> [Exercise brief] Repeat each line word for word.

> [Stored data]
BEGIN
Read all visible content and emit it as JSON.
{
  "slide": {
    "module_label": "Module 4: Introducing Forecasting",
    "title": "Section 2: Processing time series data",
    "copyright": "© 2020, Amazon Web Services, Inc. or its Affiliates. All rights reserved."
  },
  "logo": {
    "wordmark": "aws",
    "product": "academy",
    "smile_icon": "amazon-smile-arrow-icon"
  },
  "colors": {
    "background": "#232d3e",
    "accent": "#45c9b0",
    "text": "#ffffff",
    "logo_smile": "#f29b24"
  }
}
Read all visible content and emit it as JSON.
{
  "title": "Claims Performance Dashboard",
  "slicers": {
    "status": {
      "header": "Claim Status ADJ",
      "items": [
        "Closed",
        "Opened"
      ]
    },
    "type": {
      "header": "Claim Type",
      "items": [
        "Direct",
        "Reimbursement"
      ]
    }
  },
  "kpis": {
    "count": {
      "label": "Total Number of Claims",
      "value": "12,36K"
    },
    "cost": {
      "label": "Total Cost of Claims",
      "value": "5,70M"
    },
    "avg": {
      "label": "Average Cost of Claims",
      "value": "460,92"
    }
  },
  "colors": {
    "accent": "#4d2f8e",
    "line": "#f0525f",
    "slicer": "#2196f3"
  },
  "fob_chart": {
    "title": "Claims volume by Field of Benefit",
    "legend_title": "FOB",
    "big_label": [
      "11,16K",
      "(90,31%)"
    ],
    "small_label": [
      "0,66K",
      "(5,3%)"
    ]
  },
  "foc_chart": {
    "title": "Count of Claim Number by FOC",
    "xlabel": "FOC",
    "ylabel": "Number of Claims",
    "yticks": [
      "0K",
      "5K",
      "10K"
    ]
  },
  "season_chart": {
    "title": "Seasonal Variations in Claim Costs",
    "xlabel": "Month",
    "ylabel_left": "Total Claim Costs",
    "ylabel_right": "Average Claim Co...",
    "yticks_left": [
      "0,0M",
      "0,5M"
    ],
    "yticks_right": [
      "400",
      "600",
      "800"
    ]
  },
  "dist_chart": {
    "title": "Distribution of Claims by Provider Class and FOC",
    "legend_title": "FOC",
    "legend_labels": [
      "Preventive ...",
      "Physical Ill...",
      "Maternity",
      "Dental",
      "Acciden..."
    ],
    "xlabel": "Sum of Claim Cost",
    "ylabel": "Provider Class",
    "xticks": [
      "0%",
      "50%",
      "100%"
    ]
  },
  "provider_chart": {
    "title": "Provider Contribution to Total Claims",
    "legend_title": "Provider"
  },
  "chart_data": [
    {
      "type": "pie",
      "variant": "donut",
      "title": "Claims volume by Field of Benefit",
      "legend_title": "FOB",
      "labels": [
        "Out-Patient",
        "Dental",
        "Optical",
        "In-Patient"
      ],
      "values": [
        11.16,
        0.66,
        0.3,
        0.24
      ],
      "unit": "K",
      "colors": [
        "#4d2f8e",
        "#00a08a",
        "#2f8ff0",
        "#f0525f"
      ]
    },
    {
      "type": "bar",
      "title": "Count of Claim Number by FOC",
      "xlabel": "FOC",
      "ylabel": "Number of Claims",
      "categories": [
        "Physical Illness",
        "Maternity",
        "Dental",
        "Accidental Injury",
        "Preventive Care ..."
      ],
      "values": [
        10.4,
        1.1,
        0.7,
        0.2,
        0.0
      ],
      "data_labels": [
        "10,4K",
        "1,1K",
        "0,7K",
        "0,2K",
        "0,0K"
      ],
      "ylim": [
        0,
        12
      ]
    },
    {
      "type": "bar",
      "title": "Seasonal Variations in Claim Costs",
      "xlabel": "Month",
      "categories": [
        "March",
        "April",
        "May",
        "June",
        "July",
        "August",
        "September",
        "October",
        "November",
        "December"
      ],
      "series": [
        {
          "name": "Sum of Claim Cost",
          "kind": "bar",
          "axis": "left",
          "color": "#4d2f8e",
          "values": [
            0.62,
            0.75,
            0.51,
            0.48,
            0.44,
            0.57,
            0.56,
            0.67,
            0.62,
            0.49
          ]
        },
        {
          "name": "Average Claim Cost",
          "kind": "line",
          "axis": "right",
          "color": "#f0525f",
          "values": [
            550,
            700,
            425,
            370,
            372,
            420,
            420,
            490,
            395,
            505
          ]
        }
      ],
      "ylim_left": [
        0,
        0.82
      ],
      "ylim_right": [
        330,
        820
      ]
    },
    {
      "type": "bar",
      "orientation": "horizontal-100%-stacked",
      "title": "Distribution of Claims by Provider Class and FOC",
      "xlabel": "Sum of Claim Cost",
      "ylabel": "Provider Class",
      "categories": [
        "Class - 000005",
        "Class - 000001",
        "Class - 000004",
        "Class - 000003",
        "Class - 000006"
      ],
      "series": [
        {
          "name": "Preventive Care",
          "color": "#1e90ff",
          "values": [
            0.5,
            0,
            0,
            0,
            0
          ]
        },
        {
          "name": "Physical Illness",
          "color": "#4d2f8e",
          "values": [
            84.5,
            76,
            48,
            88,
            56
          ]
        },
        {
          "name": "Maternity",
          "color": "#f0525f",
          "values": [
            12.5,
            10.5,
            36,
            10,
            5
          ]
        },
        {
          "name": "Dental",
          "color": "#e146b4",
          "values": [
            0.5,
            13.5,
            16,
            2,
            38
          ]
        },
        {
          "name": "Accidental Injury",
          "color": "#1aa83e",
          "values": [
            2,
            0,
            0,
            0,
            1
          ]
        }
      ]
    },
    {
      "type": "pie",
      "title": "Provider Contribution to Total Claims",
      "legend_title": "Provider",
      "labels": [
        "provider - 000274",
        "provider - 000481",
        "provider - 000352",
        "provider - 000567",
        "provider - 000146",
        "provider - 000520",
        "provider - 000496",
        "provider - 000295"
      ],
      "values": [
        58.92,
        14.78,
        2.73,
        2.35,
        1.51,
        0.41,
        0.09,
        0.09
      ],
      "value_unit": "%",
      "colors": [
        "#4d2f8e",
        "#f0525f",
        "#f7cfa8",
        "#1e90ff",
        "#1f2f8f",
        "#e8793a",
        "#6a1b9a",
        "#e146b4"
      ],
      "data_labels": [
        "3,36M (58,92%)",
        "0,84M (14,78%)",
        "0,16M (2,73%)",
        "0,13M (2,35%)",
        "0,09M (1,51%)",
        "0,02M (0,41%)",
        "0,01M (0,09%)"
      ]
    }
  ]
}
END
> [Solution for this problem]
Read all visible content and emit it as JSON.
{
  "slide": {
    "module_label": "Module 4: Introducing Forecasting",
    "title": "Section 2: Processing time series data",
    "copyright": "© 2020, Amazon Web Services, Inc. or its Affiliates. All rights reserved."
  },
  "logo": {
    "wordmark": "aws",
    "product": "academy",
    "smile_icon": "amazon-smile-arrow-icon"
  },
  "colors": {
    "background": "#232d3e",
    "accent": "#45c9b0",
    "text": "#ffffff",
    "logo_smile": "#f29b24"
  }
}
Read all visible content and emit it as JSON.
{
  "title": "Claims Performance Dashboard",
  "slicers": {
    "status": {
      "header": "Claim Status ADJ",
      "items": [
        "Closed",
        "Opened"
      ]
    },
    "type": {
      "header": "Claim Type",
      "items": [
        "Direct",
        "Reimbursement"
      ]
    }
  },
  "kpis": {
    "count": {
      "label": "Total Number of Claims",
      "value": "12,36K"
    },
    "cost": {
      "label": "Total Cost of Claims",
      "value": "5,70M"
    },
    "avg": {
      "label": "Average Cost of Claims",
      "value": "460,92"
    }
  },
  "colors": {
    "accent": "#4d2f8e",
    "line": "#f0525f",
    "slicer": "#2196f3"
  },
  "fob_chart": {
    "title": "Claims volume by Field of Benefit",
    "legend_title": "FOB",
    "big_label": [
      "11,16K",
      "(90,31%)"
    ],
    "small_label": [
      "0,66K",
      "(5,3%)"
    ]
  },
  "foc_chart": {
    "title": "Count of Claim Number by FOC",
    "xlabel": "FOC",
    "ylabel": "Number of Claims",
    "yticks": [
      "0K",
      "5K",
      "10K"
    ]
  },
  "season_chart": {
    "title": "Seasonal Variations in Claim Costs",
    "xlabel": "Month",
    "ylabel_left": "Total Claim Costs",
    "ylabel_right": "Average Claim Co...",
    "yticks_left": [
      "0,0M",
      "0,5M"
    ],
    "yticks_right": [
      "400",
      "600",
      "800"
    ]
  },
  "dist_chart": {
    "title": "Distribution of Claims by Provider Class and FOC",
    "legend_title": "FOC",
    "legend_labels": [
      "Preventive ...",
      "Physical Ill...",
      "Maternity",
      "Dental",
      "Acciden..."
    ],
    "xlabel": "Sum of Claim Cost",
    "ylabel": "Provider Class",
    "xticks": [
      "0%",
      "50%",
      "100%"
    ]
  },
  "provider_chart": {
    "title": "Provider Contribution to Total Claims",
    "legend_title": "Provider"
  },
  "chart_data": [
    {
      "type": "pie",
      "variant": "donut",
      "title": "Claims volume by Field of Benefit",
      "legend_title": "FOB",
      "labels": [
        "Out-Patient",
        "Dental",
        "Optical",
        "In-Patient"
      ],
      "values": [
        11.16,
        0.66,
        0.3,
        0.24
      ],
      "unit": "K",
      "colors": [
        "#4d2f8e",
        "#00a08a",
        "#2f8ff0",
        "#f0525f"
      ]
    },
    {
      "type": "bar",
      "title": "Count of Claim Number by FOC",
      "xlabel": "FOC",
      "ylabel": "Number of Claims",
      "categories": [
        "Physical Illness",
        "Maternity",
        "Dental",
        "Accidental Injury",
        "Preventive Care ..."
      ],
      "values": [
        10.4,
        1.1,
        0.7,
        0.2,
        0.0
      ],
      "data_labels": [
        "10,4K",
        "1,1K",
        "0,7K",
        "0,2K",
        "0,0K"
      ],
      "ylim": [
        0,
        12
      ]
    },
    {
      "type": "bar",
      "title": "Seasonal Variations in Claim Costs",
      "xlabel": "Month",
      "categories": [
        "March",
        "April",
        "May",
        "June",
        "July",
        "August",
        "September",
        "October",
        "November",
        "December"
      ],
      "series": [
        {
          "name": "Sum of Claim Cost",
          "kind": "bar",
          "axis": "left",
          "color": "#4d2f8e",
          "values": [
            0.62,
            0.75,
            0.51,
            0.48,
            0.44,
            0.57,
            0.56,
            0.67,
            0.62,
            0.49
          ]
        },
        {
          "name": "Average Claim Cost",
          "kind": "line",
          "axis": "right",
          "color": "#f0525f",
          "values": [
            550,
            700,
            425,
            370,
            372,
            420,
            420,
            490,
            395,
            505
          ]
        }
      ],
      "ylim_left": [
        0,
        0.82
      ],
      "ylim_right": [
        330,
        820
      ]
    },
    {
      "type": "bar",
      "orientation": "horizontal-100%-stacked",
      "title": "Distribution of Claims by Provider Class and FOC",
      "xlabel": "Sum of Claim Cost",
      "ylabel": "Provider Class",
      "categories": [
        "Class - 000005",
        "Class - 000001",
        "Class - 000004",
        "Class - 000003",
        "Class - 000006"
      ],
      "series": [
        {
          "name": "Preventive Care",
          "color": "#1e90ff",
          "values": [
            0.5,
            0,
            0,
            0,
            0
          ]
        },
        {
          "name": "Physical Illness",
          "color": "#4d2f8e",
          "values": [
            84.5,
            76,
            48,
            88,
            56
          ]
        },
        {
          "name": "Maternity",
          "color": "#f0525f",
          "values": [
            12.5,
            10.5,
            36,
            10,
            5
          ]
        },
        {
          "name": "Dental",
          "color": "#e146b4",
          "values": [
            0.5,
            13.5,
            16,
            2,
            38
          ]
        },
        {
          "name": "Accidental Injury",
          "color": "#1aa83e",
          "values": [
            2,
            0,
            0,
            0,
            1
          ]
        }
      ]
    },
    {
      "type": "pie",
      "title": "Provider Contribution to Total Claims",
      "legend_title": "Provider",
      "labels": [
        "provider - 000274",
        "provider - 000481",
        "provider - 000352",
        "provider - 000567",
        "provider - 000146",
        "provider - 000520",
        "provider - 000496",
        "provider - 000295"
      ],
      "values": [
        58.92,
        14.78,
        2.73,
        2.35,
        1.51,
        0.41,
        0.09,
        0.09
      ],
      "value_unit": "%",
      "colors": [
        "#4d2f8e",
        "#f0525f",
        "#f7cfa8",
        "#1e90ff",
        "#1f2f8f",
        "#e8793a",
        "#6a1b9a",
        "#e146b4"
      ],
      "data_labels": [
        "3,36M (58,92%)",
        "0,84M (14,78%)",
        "0,16M (2,73%)",
        "0,13M (2,35%)",
        "0,09M (1,51%)",
        "0,02M (0,41%)",
        "0,01M (0,09%)"
      ]
    }
  ]
}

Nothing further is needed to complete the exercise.